> **INSTRUCTIONS FOR THE TASK**: Pull every line holding the string "VTEC" from the records below.

___ RECORD EXTRACTS ___

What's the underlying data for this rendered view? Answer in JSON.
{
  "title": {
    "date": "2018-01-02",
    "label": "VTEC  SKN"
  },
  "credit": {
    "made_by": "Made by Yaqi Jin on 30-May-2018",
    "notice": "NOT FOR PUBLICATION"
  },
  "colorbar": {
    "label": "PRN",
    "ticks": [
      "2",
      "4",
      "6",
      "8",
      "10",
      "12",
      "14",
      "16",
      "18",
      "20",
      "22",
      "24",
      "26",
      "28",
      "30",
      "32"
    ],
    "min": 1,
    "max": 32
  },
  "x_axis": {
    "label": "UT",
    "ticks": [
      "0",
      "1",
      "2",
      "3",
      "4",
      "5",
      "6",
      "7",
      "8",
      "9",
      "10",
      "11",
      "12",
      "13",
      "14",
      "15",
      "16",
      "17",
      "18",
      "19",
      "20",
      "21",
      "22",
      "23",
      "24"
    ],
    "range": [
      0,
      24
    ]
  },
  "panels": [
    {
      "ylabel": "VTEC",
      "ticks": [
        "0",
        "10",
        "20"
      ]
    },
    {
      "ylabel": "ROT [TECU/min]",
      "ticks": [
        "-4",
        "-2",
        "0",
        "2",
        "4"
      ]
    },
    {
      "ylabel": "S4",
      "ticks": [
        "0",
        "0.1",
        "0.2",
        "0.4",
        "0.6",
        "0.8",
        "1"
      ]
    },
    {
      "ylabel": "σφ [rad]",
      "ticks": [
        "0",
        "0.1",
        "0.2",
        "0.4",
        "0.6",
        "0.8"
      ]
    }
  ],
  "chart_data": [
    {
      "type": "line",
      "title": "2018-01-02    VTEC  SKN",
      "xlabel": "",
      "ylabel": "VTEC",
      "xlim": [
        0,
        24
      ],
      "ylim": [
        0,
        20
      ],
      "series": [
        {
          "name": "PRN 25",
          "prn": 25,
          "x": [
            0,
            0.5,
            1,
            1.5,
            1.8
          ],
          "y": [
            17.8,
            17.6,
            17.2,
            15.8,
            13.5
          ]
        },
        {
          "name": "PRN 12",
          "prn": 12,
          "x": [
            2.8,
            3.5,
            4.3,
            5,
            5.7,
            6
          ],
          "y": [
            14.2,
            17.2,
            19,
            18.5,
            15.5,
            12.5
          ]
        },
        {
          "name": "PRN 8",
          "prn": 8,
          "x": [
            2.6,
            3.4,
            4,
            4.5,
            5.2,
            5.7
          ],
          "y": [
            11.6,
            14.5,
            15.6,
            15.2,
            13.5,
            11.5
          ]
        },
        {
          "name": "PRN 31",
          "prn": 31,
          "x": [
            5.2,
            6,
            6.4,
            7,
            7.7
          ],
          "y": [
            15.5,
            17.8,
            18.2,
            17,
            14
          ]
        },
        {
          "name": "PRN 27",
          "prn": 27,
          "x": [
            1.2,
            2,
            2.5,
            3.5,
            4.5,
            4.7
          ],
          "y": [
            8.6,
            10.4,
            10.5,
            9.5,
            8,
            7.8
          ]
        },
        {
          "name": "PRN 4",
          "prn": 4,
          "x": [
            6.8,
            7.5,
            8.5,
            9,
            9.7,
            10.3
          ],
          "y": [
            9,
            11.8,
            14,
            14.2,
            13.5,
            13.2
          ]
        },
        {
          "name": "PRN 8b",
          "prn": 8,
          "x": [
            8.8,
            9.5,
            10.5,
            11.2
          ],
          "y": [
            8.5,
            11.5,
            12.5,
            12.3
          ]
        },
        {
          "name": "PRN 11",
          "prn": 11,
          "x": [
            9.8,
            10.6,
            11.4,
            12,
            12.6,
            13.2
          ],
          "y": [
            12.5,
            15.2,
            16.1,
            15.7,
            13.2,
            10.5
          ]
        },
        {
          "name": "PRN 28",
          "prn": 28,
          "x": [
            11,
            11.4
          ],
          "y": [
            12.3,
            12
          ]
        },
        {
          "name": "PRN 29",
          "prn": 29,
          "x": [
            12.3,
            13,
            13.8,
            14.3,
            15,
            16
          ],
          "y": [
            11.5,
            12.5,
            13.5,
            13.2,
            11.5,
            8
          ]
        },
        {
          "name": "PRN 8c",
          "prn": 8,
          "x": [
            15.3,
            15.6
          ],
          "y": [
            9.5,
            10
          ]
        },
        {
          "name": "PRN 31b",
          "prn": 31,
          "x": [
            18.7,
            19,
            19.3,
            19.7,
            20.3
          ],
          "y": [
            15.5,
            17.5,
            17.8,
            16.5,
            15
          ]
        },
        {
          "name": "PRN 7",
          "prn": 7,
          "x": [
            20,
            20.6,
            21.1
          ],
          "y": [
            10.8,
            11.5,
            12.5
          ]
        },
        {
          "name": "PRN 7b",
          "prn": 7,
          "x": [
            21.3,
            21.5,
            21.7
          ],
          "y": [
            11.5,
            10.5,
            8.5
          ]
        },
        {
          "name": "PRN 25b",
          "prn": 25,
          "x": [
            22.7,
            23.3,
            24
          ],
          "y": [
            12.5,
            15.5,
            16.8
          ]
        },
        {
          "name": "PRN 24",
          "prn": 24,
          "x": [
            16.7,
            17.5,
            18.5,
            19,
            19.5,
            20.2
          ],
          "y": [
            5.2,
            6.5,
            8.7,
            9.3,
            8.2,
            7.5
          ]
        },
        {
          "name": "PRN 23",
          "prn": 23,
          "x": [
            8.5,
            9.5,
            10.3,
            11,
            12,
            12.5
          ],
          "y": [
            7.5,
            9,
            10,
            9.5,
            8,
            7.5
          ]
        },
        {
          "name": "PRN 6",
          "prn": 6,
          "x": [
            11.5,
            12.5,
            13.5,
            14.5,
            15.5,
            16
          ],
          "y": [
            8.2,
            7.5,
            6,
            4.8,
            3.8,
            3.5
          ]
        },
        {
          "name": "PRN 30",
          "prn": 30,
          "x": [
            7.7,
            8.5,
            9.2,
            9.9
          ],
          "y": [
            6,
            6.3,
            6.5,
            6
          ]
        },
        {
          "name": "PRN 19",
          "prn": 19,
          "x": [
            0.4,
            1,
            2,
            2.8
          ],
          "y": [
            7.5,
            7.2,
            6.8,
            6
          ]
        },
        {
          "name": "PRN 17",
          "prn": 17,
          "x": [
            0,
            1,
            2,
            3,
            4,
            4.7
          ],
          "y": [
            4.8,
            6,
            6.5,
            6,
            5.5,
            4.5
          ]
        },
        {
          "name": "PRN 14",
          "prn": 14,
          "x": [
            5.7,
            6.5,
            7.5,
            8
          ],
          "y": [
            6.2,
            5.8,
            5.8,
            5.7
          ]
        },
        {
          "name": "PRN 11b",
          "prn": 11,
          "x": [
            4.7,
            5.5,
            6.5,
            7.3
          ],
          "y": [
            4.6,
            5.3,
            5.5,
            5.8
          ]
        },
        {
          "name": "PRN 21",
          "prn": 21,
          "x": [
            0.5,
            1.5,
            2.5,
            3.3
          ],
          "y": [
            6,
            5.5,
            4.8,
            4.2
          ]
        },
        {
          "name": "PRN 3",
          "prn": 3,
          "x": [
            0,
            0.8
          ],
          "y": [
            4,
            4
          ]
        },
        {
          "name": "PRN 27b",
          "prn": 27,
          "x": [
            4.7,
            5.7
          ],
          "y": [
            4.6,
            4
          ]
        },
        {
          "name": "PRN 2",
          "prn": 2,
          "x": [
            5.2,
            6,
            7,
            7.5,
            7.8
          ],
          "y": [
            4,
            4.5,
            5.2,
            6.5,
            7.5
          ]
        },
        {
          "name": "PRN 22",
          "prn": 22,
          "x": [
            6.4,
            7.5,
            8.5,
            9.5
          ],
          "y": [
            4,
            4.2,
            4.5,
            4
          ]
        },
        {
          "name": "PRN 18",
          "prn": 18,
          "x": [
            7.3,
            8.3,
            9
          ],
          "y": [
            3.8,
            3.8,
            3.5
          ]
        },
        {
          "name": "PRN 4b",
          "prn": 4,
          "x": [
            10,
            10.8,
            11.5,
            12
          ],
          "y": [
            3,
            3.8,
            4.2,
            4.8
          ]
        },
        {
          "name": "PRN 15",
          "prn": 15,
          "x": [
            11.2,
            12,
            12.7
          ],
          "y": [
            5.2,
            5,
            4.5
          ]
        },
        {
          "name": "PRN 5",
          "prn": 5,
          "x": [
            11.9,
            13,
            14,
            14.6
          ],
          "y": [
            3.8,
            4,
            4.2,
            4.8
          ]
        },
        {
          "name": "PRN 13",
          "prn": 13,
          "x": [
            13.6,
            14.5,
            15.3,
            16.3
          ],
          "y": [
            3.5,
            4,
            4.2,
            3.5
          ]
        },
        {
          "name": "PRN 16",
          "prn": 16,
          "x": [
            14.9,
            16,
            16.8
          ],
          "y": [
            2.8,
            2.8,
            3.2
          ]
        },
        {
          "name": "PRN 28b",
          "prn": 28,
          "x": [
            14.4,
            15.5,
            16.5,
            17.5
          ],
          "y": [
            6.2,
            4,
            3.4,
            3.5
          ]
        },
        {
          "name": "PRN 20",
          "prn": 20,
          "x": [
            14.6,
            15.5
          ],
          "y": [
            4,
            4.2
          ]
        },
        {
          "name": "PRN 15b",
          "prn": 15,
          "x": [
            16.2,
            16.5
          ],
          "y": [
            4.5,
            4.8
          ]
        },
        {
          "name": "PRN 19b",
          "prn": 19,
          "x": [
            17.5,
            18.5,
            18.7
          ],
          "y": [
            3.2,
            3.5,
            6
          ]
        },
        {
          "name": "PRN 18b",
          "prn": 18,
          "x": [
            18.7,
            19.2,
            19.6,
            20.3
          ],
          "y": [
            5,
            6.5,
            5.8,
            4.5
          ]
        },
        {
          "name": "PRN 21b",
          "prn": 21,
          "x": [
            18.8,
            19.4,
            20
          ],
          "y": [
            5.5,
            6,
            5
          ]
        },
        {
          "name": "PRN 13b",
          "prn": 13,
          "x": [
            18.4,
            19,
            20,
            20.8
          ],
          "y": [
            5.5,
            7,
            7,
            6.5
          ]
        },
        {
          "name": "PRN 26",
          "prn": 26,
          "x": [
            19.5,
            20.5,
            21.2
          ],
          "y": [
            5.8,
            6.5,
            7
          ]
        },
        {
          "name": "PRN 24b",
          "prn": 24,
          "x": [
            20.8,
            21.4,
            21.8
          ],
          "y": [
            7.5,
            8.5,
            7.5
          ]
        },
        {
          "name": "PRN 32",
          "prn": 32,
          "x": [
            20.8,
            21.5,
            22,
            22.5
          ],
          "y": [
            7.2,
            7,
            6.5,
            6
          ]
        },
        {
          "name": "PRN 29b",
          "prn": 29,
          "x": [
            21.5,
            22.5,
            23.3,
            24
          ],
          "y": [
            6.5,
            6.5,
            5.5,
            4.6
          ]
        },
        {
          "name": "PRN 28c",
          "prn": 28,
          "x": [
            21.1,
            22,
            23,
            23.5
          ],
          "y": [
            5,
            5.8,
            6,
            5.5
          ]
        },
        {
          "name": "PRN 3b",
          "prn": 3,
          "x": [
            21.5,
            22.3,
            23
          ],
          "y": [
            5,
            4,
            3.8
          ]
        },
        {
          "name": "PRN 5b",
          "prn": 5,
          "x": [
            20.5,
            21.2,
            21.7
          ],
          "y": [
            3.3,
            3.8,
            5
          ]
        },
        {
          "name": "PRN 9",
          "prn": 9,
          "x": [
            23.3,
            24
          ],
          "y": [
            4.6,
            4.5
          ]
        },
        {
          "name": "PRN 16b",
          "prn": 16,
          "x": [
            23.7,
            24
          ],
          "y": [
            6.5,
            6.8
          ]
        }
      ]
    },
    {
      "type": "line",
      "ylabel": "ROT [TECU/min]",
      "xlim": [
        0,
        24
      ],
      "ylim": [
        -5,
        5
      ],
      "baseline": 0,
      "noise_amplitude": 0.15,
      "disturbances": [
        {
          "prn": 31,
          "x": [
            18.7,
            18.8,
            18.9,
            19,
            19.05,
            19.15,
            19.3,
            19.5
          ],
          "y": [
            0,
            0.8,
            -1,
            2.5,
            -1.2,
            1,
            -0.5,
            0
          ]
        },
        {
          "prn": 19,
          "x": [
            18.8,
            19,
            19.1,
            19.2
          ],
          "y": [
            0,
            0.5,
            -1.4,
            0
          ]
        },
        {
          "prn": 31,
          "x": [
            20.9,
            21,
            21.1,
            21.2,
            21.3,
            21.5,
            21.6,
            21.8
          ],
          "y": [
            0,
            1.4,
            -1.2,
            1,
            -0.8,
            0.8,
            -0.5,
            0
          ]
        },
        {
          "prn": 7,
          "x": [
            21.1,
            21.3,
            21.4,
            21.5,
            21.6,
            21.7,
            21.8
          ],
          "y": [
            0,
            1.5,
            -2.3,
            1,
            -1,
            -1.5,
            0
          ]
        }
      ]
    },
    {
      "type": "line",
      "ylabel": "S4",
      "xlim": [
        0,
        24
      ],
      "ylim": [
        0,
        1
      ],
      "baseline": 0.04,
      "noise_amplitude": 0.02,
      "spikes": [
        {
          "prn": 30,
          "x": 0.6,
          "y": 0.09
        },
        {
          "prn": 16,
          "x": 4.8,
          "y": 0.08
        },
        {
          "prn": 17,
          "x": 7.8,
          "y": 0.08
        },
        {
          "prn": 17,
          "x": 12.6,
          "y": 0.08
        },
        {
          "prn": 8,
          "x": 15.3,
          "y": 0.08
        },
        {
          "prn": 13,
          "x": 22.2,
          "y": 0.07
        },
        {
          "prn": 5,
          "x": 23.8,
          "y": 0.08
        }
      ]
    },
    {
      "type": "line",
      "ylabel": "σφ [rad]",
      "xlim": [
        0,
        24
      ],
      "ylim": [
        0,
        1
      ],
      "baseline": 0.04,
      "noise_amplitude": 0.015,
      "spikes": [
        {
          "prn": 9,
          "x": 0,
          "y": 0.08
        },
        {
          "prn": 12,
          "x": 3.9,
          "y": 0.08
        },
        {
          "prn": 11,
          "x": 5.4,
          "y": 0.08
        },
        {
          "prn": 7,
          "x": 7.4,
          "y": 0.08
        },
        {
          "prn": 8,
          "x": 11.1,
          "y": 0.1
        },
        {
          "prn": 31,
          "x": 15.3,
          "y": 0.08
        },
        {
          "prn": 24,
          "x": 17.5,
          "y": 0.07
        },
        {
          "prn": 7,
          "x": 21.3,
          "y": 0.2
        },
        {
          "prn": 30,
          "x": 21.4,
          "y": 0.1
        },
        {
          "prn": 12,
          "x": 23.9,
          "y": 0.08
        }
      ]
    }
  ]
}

___

> **SOLUTION**:
    "label": "VTEC  SKN"
      "ylabel": "VTEC",
      "title": "2018-01-02    VTEC  SKN",
      "ylabel": "VTEC",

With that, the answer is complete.